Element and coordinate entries
>> START

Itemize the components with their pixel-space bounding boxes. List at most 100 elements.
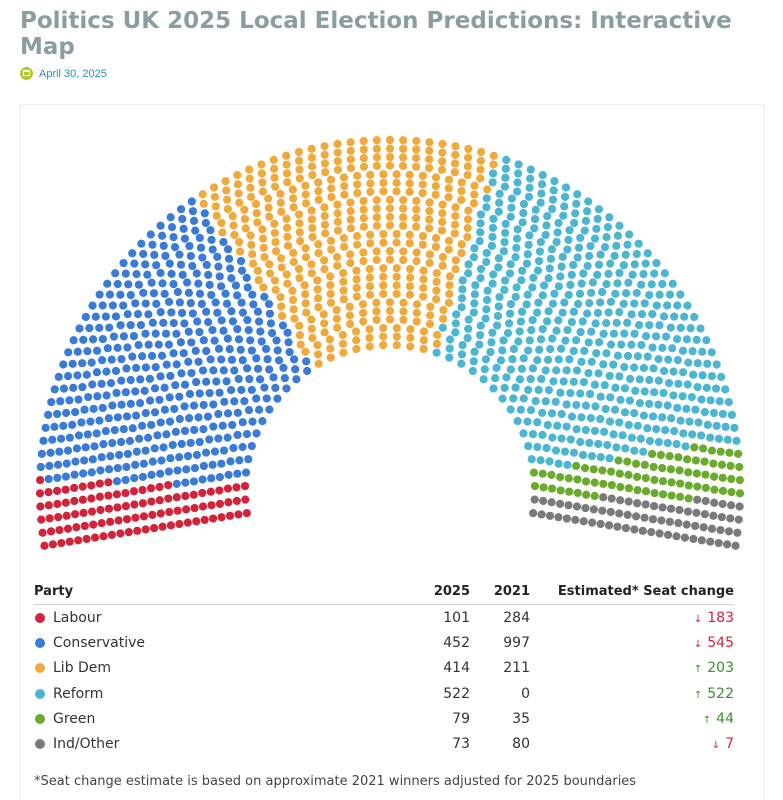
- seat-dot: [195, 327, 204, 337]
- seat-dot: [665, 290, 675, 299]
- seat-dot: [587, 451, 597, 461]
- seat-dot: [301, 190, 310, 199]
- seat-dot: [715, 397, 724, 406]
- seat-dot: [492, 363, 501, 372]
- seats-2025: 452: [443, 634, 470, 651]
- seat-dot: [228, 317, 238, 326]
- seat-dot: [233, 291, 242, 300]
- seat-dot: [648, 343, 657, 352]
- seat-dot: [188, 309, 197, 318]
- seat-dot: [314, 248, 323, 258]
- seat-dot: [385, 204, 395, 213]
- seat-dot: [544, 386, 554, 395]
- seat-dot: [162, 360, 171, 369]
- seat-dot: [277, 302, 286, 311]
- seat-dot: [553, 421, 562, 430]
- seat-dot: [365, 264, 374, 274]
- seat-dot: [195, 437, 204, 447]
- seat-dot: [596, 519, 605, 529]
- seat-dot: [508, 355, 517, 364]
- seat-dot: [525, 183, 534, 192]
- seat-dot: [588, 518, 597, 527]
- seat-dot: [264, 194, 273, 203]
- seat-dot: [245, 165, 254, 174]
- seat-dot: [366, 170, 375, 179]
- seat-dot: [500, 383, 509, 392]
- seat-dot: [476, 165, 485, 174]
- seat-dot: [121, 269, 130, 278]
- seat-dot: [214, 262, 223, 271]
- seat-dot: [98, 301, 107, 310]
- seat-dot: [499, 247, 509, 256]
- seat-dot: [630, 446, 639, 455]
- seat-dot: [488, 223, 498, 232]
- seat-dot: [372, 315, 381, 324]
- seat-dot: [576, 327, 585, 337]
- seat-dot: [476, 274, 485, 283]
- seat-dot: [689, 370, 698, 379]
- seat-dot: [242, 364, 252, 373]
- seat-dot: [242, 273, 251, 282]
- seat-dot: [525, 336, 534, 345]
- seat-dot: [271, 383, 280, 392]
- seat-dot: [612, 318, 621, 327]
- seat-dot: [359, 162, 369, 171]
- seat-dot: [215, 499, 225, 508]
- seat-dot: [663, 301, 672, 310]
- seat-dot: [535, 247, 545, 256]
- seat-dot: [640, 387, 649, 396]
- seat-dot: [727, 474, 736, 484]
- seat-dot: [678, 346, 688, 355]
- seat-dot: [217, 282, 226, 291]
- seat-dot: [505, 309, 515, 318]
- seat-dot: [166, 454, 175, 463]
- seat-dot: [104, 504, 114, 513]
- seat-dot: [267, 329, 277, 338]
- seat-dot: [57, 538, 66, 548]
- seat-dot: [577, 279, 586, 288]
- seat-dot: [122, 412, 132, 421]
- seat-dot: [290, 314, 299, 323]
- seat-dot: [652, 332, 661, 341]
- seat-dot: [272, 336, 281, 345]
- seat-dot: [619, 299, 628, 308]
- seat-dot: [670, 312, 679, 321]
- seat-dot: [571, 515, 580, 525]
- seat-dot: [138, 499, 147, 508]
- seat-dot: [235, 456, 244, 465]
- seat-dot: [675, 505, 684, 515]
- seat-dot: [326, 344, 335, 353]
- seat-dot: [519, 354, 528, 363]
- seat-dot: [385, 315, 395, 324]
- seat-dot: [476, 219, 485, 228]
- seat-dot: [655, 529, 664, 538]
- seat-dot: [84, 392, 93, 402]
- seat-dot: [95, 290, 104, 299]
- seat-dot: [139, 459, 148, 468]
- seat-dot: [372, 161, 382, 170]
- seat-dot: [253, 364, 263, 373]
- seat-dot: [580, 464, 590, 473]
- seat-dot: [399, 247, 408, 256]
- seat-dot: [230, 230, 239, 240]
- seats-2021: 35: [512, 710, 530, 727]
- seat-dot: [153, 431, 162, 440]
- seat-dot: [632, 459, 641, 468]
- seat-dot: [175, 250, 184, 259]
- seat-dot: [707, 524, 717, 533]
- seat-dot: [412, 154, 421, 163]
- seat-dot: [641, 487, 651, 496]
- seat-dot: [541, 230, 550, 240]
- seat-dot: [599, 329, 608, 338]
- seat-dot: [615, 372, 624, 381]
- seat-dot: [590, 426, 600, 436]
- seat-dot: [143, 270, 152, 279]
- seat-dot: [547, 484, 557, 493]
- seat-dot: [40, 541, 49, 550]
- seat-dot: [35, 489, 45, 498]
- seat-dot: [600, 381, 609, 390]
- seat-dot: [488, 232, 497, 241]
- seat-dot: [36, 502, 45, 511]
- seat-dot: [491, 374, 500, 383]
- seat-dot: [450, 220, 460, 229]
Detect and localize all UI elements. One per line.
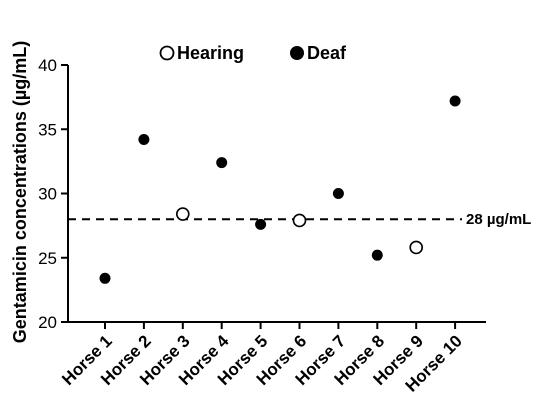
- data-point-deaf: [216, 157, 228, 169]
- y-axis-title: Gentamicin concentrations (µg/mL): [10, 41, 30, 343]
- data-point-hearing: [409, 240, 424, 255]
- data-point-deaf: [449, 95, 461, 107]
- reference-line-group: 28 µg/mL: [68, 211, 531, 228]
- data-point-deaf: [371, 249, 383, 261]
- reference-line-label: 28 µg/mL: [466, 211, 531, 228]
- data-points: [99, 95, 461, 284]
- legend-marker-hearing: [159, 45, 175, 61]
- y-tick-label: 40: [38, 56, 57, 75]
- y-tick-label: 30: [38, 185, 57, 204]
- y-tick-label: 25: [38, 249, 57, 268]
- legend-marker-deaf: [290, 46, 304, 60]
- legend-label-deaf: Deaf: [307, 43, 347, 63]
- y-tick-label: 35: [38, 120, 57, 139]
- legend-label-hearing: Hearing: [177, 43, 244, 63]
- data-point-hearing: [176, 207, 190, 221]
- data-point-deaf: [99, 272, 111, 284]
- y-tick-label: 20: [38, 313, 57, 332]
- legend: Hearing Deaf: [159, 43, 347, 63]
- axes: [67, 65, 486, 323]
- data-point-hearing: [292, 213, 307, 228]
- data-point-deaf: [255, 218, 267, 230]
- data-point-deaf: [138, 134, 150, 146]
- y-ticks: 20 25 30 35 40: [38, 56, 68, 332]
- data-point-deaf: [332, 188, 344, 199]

>> END
>> START

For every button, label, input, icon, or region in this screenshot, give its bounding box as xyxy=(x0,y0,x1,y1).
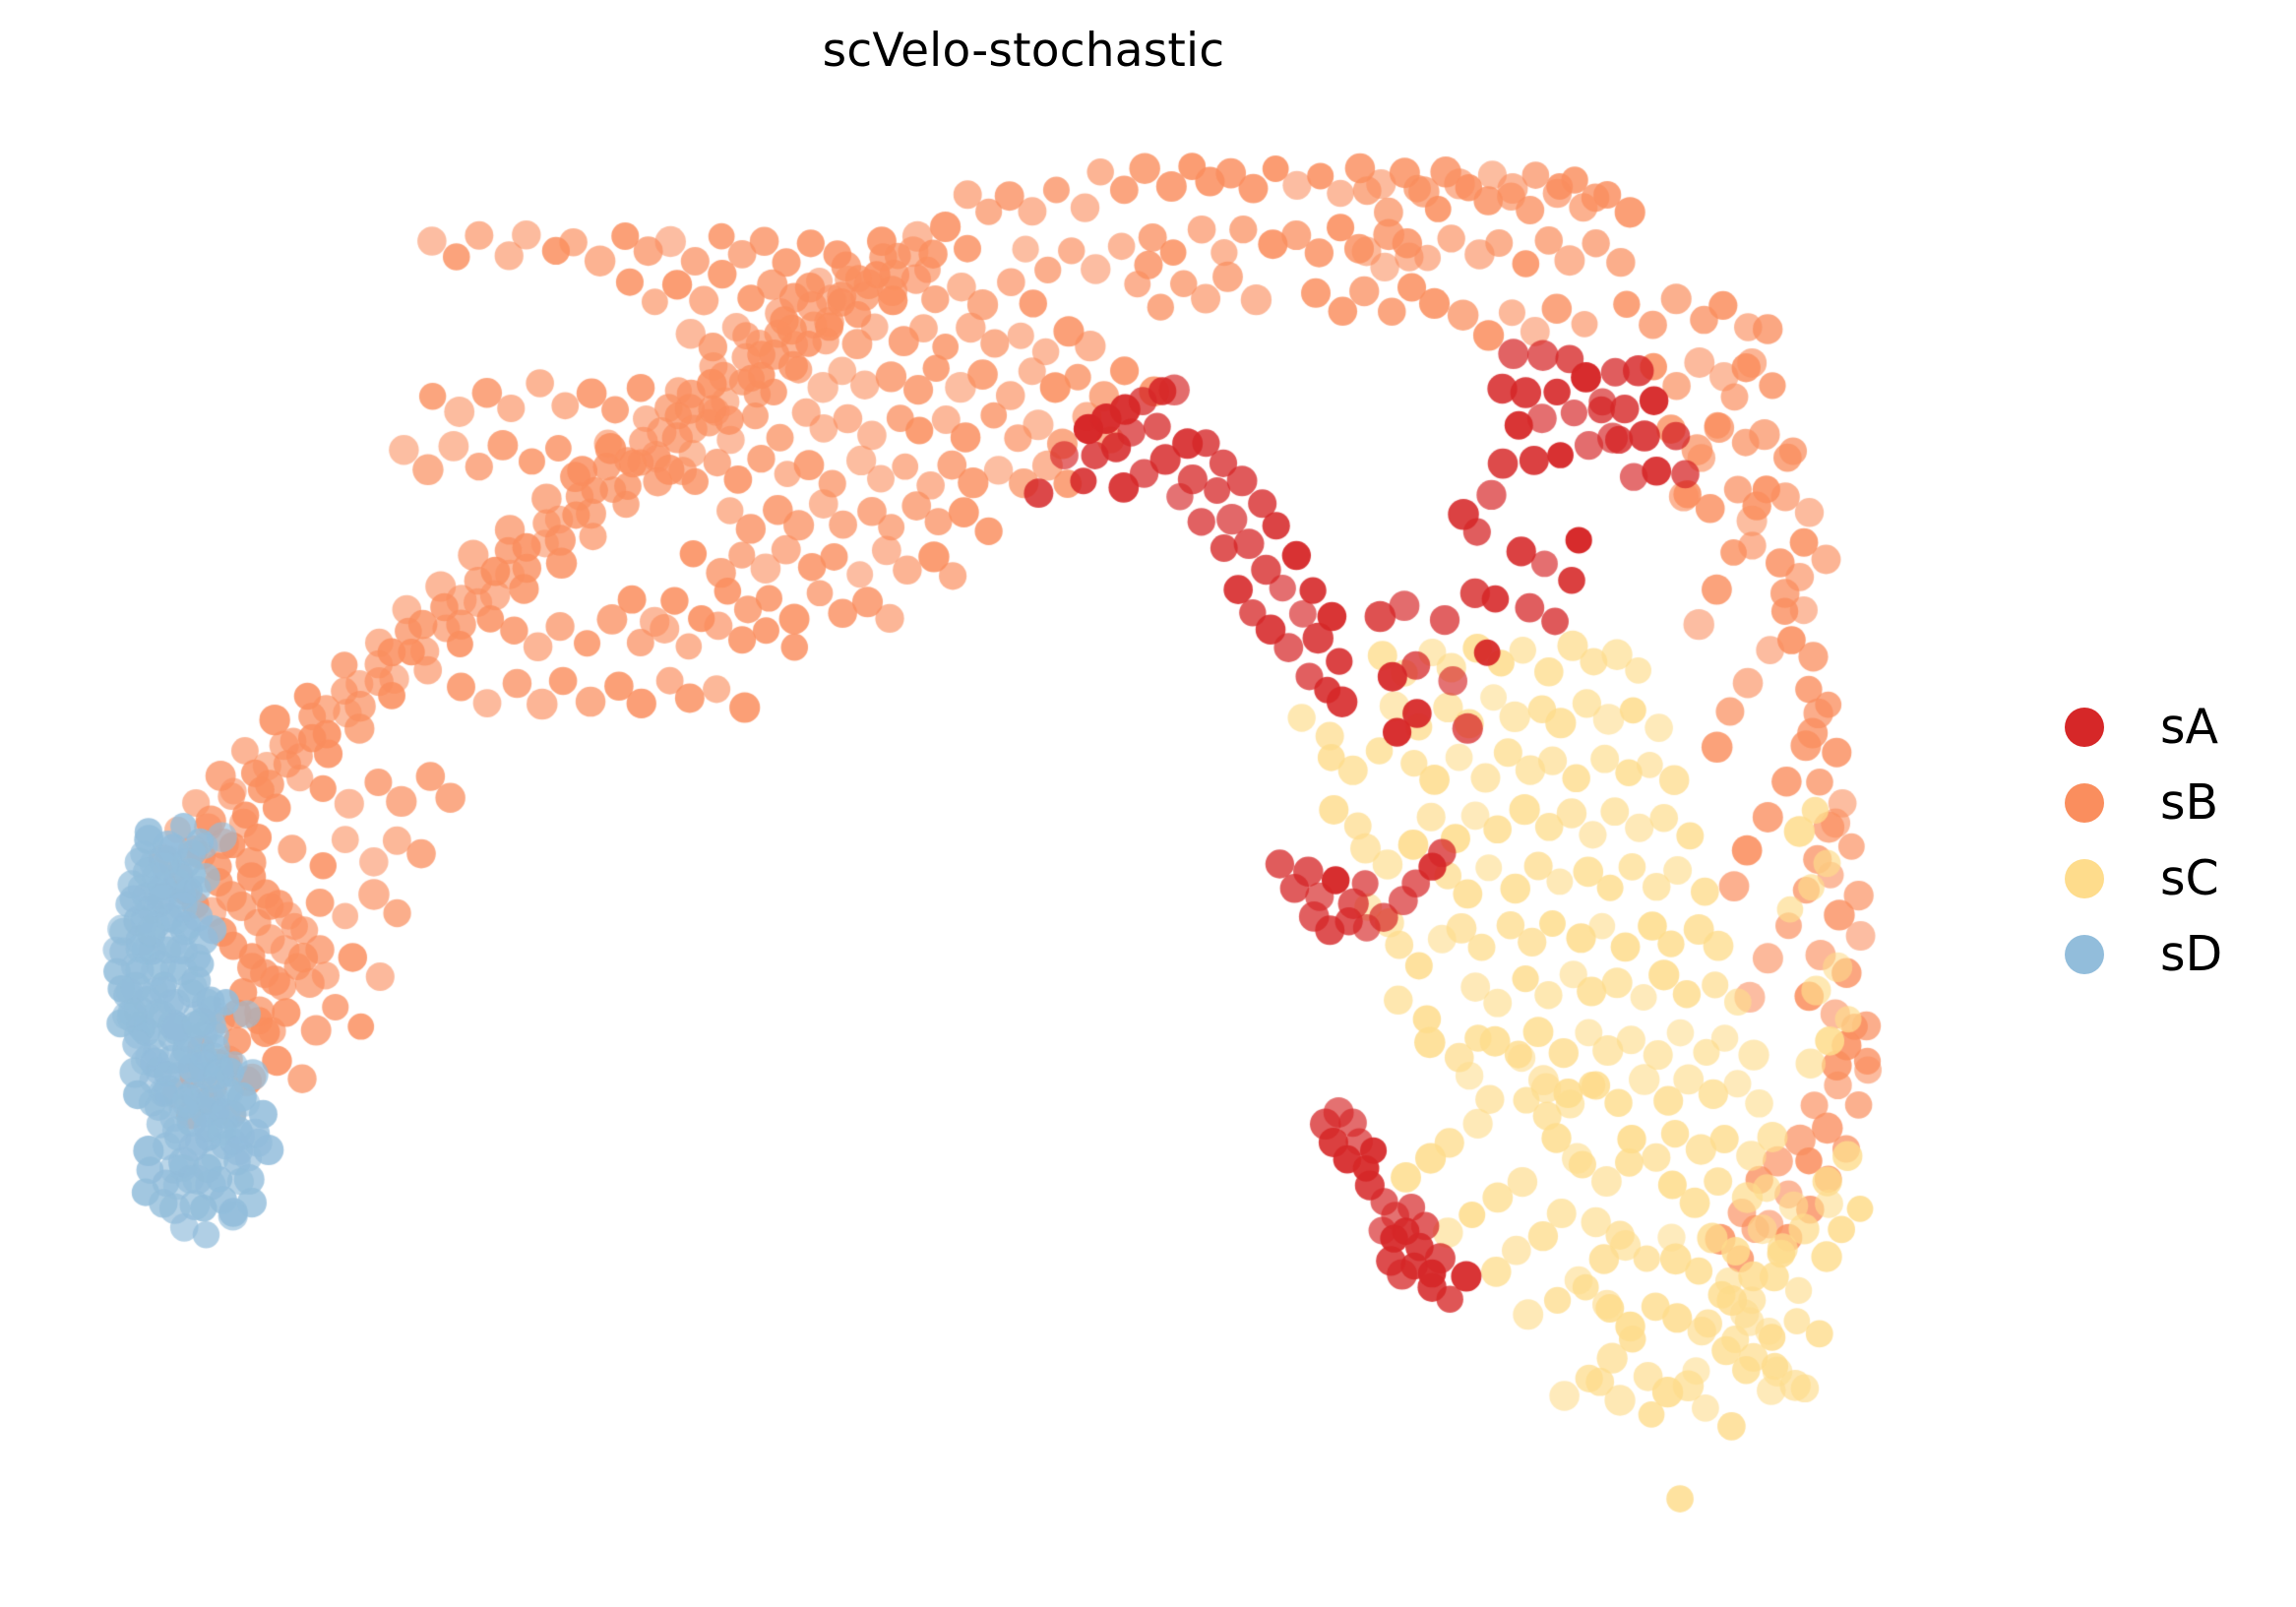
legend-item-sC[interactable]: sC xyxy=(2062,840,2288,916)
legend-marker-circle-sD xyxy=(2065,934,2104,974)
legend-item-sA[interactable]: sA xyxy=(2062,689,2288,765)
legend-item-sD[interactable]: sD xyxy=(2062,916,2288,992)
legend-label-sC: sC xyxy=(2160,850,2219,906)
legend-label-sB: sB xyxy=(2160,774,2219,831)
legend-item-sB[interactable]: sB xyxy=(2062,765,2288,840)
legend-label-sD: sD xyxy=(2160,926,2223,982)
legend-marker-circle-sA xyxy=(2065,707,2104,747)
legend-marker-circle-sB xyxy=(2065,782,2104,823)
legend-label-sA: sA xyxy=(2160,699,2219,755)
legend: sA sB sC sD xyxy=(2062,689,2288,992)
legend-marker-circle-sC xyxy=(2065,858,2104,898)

>> END

_TASK_:
Return every line of the entries above that contains the word "bounding", matching case exactly.

_OUTPUT_:
Itemize the components with their pixel-space bounding boxes. List at most 100 elements.
For every button, label, input, icon, or region in this screenshot, give its bounding box as xyxy=(x0,y0,x1,y1).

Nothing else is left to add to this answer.